> [WHAT NEEDS TO BE DONE]: Each line of the material below that holds the word "edge" needs to be copied.
***** DATA FOR THIS TASK *****
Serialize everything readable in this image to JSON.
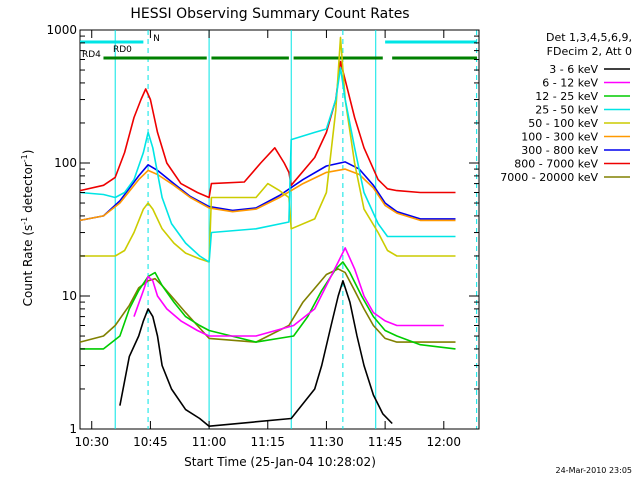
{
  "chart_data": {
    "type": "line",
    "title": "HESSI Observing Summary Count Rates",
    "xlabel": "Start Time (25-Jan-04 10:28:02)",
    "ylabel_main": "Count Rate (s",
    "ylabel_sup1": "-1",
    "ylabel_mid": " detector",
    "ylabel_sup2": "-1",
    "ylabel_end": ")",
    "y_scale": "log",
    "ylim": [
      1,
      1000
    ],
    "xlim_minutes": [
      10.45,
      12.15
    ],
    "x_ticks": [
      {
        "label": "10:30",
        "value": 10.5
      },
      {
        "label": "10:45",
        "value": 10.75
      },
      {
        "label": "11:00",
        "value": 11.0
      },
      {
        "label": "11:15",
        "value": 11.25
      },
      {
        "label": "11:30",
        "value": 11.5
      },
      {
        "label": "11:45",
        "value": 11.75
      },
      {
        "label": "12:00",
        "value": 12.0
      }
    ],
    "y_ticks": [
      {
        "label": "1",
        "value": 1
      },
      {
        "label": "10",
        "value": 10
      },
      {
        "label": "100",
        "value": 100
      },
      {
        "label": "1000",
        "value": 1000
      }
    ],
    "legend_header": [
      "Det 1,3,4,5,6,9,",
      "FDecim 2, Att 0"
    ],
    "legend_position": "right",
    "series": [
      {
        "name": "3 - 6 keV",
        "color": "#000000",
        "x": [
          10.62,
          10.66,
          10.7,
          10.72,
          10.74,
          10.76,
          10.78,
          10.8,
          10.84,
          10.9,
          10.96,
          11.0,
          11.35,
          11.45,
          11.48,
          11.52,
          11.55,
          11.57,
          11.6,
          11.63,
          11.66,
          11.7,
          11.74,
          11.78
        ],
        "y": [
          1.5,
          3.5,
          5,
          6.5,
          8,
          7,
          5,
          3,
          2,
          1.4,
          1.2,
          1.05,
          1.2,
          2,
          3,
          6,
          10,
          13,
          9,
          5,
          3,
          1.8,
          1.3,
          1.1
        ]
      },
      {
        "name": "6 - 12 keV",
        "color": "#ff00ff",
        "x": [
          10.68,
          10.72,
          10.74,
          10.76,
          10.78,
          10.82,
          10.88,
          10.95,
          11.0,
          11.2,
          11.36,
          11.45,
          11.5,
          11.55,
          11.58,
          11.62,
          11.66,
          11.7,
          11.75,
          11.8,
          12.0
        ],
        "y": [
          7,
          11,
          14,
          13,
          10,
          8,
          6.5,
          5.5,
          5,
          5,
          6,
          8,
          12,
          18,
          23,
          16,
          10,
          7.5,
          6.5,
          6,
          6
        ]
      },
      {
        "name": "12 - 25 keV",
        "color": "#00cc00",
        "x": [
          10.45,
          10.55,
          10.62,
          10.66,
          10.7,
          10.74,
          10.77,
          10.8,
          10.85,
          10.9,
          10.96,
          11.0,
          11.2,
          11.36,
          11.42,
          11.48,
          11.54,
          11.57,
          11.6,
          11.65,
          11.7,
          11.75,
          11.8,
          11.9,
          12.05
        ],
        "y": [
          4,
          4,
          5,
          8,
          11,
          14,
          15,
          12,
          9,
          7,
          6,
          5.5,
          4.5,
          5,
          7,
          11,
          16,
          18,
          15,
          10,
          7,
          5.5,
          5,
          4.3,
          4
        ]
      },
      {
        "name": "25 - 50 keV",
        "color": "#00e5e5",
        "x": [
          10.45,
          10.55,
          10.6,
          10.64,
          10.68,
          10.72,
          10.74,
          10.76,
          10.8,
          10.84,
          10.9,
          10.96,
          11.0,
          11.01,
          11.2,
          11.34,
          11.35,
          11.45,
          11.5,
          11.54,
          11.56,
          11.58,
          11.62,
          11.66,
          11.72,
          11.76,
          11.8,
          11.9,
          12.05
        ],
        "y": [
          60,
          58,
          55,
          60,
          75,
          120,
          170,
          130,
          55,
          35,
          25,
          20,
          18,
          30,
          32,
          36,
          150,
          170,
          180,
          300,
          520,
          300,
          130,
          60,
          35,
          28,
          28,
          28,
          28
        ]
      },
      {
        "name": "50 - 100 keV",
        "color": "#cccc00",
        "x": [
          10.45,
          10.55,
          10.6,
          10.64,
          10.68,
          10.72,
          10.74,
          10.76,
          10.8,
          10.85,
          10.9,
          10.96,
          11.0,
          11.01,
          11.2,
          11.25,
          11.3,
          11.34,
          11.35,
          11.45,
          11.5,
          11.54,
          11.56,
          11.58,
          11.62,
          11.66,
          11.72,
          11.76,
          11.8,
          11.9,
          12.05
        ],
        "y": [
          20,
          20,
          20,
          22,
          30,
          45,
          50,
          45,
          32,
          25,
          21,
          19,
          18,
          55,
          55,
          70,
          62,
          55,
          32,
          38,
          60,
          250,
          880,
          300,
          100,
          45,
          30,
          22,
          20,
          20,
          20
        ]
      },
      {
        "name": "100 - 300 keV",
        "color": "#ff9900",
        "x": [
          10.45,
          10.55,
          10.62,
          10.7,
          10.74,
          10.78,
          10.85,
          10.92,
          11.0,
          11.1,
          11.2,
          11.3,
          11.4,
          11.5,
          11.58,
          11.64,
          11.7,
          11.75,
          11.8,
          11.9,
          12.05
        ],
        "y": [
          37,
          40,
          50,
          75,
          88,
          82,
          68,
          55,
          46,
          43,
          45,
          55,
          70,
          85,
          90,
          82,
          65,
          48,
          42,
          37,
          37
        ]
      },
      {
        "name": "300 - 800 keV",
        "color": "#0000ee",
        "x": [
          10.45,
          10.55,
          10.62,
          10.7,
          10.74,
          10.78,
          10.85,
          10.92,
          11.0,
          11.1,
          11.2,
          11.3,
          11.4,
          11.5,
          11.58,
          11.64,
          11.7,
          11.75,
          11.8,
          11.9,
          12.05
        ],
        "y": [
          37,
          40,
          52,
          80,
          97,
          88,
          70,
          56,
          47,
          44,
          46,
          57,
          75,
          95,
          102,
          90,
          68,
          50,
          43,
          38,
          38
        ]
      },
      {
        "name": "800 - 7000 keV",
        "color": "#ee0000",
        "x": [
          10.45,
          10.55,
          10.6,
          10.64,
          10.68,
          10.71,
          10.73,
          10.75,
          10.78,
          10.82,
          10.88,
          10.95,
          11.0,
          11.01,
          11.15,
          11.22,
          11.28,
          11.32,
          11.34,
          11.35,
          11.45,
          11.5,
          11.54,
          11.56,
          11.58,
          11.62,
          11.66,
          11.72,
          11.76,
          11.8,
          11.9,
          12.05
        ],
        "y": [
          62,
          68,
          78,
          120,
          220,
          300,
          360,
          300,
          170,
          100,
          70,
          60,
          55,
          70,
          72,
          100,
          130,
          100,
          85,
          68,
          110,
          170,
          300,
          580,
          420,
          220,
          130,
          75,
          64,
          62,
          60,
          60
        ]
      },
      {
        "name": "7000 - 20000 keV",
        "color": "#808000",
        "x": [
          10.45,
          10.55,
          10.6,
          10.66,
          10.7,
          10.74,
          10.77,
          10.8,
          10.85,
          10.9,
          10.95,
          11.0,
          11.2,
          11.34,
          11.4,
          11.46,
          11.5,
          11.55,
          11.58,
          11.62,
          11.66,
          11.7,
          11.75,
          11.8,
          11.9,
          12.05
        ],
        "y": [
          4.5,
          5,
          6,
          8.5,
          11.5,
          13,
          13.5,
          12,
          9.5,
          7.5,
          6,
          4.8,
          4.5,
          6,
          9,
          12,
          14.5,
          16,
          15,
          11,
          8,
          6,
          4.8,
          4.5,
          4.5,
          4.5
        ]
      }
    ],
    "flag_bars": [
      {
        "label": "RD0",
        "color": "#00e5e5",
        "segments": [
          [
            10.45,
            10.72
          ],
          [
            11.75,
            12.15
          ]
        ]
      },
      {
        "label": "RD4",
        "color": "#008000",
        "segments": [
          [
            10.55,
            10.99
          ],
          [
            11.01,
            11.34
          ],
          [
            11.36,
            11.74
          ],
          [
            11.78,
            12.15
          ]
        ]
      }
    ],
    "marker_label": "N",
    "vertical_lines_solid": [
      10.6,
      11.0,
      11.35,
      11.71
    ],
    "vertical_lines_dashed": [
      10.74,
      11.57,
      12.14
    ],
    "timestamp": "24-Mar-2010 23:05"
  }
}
*****
***** DATA FOR THIS TASK *****
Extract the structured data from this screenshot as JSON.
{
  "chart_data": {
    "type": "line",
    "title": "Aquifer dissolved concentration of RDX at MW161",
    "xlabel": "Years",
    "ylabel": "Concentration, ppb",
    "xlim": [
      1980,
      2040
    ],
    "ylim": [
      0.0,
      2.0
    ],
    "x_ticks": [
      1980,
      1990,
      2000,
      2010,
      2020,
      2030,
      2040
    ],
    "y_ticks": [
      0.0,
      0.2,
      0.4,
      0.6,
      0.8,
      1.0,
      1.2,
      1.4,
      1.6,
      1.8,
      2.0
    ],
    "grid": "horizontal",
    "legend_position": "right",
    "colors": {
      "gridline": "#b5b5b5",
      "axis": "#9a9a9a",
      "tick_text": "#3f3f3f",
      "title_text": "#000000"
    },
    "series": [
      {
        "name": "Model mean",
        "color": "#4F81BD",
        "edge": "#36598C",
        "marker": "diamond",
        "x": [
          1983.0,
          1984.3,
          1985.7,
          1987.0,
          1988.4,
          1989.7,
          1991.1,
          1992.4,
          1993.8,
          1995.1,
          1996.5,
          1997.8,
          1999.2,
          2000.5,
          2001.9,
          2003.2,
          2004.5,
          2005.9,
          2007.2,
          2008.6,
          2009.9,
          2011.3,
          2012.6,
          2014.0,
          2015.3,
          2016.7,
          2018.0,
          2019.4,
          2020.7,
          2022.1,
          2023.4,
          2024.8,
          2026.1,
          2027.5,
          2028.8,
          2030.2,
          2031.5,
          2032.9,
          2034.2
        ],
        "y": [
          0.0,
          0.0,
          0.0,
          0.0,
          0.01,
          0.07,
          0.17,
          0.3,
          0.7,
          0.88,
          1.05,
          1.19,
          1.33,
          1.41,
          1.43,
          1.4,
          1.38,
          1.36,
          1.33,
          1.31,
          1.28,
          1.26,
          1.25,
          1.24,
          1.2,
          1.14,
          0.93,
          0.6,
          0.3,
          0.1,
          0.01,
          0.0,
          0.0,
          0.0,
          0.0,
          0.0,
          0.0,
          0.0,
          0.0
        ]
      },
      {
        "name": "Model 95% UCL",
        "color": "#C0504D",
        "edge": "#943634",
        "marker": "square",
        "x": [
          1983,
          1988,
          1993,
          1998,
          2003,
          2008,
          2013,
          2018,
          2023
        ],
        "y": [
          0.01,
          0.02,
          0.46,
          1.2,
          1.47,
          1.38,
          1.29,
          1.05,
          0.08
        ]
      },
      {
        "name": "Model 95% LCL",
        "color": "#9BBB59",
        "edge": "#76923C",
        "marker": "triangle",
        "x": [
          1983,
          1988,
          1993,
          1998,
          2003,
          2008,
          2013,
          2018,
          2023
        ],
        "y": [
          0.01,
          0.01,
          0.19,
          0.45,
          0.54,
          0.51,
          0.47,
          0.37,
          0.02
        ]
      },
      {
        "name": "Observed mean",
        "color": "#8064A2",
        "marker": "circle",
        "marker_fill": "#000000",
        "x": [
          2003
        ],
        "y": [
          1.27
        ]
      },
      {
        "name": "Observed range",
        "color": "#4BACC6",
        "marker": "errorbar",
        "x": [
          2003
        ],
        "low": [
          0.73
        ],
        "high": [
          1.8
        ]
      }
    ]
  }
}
*****
> [THE OUTPUT]:
        "edge": "#36598C",
        "edge": "#943634",
        "edge": "#76923C",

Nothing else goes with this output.